(Dataset records)
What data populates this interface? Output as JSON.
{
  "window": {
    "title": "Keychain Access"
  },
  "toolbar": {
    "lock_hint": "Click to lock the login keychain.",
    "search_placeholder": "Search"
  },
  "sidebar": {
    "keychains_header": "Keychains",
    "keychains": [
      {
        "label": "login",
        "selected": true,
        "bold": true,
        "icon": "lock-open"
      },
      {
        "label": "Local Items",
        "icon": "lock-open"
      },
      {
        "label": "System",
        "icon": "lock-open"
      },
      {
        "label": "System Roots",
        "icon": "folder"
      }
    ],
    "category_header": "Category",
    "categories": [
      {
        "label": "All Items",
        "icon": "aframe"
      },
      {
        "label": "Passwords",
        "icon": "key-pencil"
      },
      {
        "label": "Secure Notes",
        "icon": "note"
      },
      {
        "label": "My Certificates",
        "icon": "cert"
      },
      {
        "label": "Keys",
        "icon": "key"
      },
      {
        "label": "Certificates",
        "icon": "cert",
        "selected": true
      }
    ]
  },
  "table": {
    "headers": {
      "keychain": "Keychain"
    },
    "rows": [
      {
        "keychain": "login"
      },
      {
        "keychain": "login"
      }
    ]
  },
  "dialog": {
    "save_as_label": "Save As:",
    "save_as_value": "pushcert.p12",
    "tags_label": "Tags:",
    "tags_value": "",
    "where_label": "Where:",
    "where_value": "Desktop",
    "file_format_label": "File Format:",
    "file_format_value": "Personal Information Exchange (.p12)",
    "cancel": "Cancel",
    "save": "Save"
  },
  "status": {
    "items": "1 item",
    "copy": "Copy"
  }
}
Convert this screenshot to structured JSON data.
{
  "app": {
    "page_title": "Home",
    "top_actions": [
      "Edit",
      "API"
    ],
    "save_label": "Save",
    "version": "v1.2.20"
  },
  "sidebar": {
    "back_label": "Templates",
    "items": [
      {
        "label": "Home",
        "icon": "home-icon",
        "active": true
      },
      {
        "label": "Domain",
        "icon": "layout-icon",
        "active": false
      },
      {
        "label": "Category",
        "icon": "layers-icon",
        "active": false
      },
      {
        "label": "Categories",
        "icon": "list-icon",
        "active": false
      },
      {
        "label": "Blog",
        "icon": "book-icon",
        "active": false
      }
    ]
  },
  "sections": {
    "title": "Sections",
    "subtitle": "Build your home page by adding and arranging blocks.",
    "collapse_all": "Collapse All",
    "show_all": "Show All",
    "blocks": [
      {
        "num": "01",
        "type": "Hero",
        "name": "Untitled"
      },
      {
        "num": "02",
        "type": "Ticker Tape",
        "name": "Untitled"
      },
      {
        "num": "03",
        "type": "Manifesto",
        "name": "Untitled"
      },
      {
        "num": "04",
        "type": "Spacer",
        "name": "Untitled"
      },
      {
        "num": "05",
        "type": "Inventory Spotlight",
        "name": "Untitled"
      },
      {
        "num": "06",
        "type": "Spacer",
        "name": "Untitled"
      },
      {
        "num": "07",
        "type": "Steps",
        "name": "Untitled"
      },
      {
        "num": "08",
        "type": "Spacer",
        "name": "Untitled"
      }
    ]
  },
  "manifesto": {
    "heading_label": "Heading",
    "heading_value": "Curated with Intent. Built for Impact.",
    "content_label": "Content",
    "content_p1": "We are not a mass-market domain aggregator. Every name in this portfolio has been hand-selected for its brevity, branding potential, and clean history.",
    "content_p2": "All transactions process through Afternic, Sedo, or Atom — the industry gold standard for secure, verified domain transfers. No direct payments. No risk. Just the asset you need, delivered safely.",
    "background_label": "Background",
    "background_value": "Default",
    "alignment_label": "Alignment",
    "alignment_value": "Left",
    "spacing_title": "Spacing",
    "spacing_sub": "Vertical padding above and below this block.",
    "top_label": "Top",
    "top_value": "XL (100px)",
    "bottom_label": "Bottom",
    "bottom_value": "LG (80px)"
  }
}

__Your task__. Quote the data above in full, changing nothing.

__Full solution__.
What data populates this interface? Output as JSON.
{
  "window": {
    "title": "Keychain Access"
  },
  "toolbar": {
    "lock_hint": "Click to lock the login keychain.",
    "search_placeholder": "Search"
  },
  "sidebar": {
    "keychains_header": "Keychains",
    "keychains": [
      {
        "label": "login",
        "selected": true,
        "bold": true,
        "icon": "lock-open"
      },
      {
        "label": "Local Items",
        "icon": "lock-open"
      },
      {
        "label": "System",
        "icon": "lock-open"
      },
      {
        "label": "System Roots",
        "icon": "folder"
      }
    ],
    "category_header": "Category",
    "categories": [
      {
        "label": "All Items",
        "icon": "aframe"
      },
      {
        "label": "Passwords",
        "icon": "key-pencil"
      },
      {
        "label": "Secure Notes",
        "icon": "note"
      },
      {
        "label": "My Certificates",
        "icon": "cert"
      },
      {
        "label": "Keys",
        "icon": "key"
      },
      {
        "label": "Certificates",
        "icon": "cert",
        "selected": true
      }
    ]
  },
  "table": {
    "headers": {
      "keychain": "Keychain"
    },
    "rows": [
      {
        "keychain": "login"
      },
      {
        "keychain": "login"
      }
    ]
  },
  "dialog": {
    "save_as_label": "Save As:",
    "save_as_value": "pushcert.p12",
    "tags_label": "Tags:",
    "tags_value": "",
    "where_label": "Where:",
    "where_value": "Desktop",
    "file_format_label": "File Format:",
    "file_format_value": "Personal Information Exchange (.p12)",
    "cancel": "Cancel",
    "save": "Save"
  },
  "status": {
    "items": "1 item",
    "copy": "Copy"
  }
}
Convert this screenshot to structured JSON data.
{
  "app": {
    "page_title": "Home",
    "top_actions": [
      "Edit",
      "API"
    ],
    "save_label": "Save",
    "version": "v1.2.20"
  },
  "sidebar": {
    "back_label": "Templates",
    "items": [
      {
        "label": "Home",
        "icon": "home-icon",
        "active": true
      },
      {
        "label": "Domain",
        "icon": "layout-icon",
        "active": false
      },
      {
        "label": "Category",
        "icon": "layers-icon",
        "active": false
      },
      {
        "label": "Categories",
        "icon": "list-icon",
        "active": false
      },
      {
        "label": "Blog",
        "icon": "book-icon",
        "active": false
      }
    ]
  },
  "sections": {
    "title": "Sections",
    "subtitle": "Build your home page by adding and arranging blocks.",
    "collapse_all": "Collapse All",
    "show_all": "Show All",
    "blocks": [
      {
        "num": "01",
        "type": "Hero",
        "name": "Untitled"
      },
      {
        "num": "02",
        "type": "Ticker Tape",
        "name": "Untitled"
      },
      {
        "num": "03",
        "type": "Manifesto",
        "name": "Untitled"
      },
      {
        "num": "04",
        "type": "Spacer",
        "name": "Untitled"
      },
      {
        "num": "05",
        "type": "Inventory Spotlight",
        "name": "Untitled"
      },
      {
        "num": "06",
        "type": "Spacer",
        "name": "Untitled"
      },
      {
        "num": "07",
        "type": "Steps",
        "name": "Untitled"
      },
      {
        "num": "08",
        "type": "Spacer",
        "name": "Untitled"
      }
    ]
  },
  "manifesto": {
    "heading_label": "Heading",
    "heading_value": "Curated with Intent. Built for Impact.",
    "content_label": "Content",
    "content_p1": "We are not a mass-market domain aggregator. Every name in this portfolio has been hand-selected for its brevity, branding potential, and clean history.",
    "content_p2": "All transactions process through Afternic, Sedo, or Atom — the industry gold standard for secure, verified domain transfers. No direct payments. No risk. Just the asset you need, delivered safely.",
    "background_label": "Background",
    "background_value": "Default",
    "alignment_label": "Alignment",
    "alignment_value": "Left",
    "spacing_title": "Spacing",
    "spacing_sub": "Vertical padding above and below this block.",
    "top_label": "Top",
    "top_value": "XL (100px)",
    "bottom_label": "Bottom",
    "bottom_value": "LG (80px)"
  }
}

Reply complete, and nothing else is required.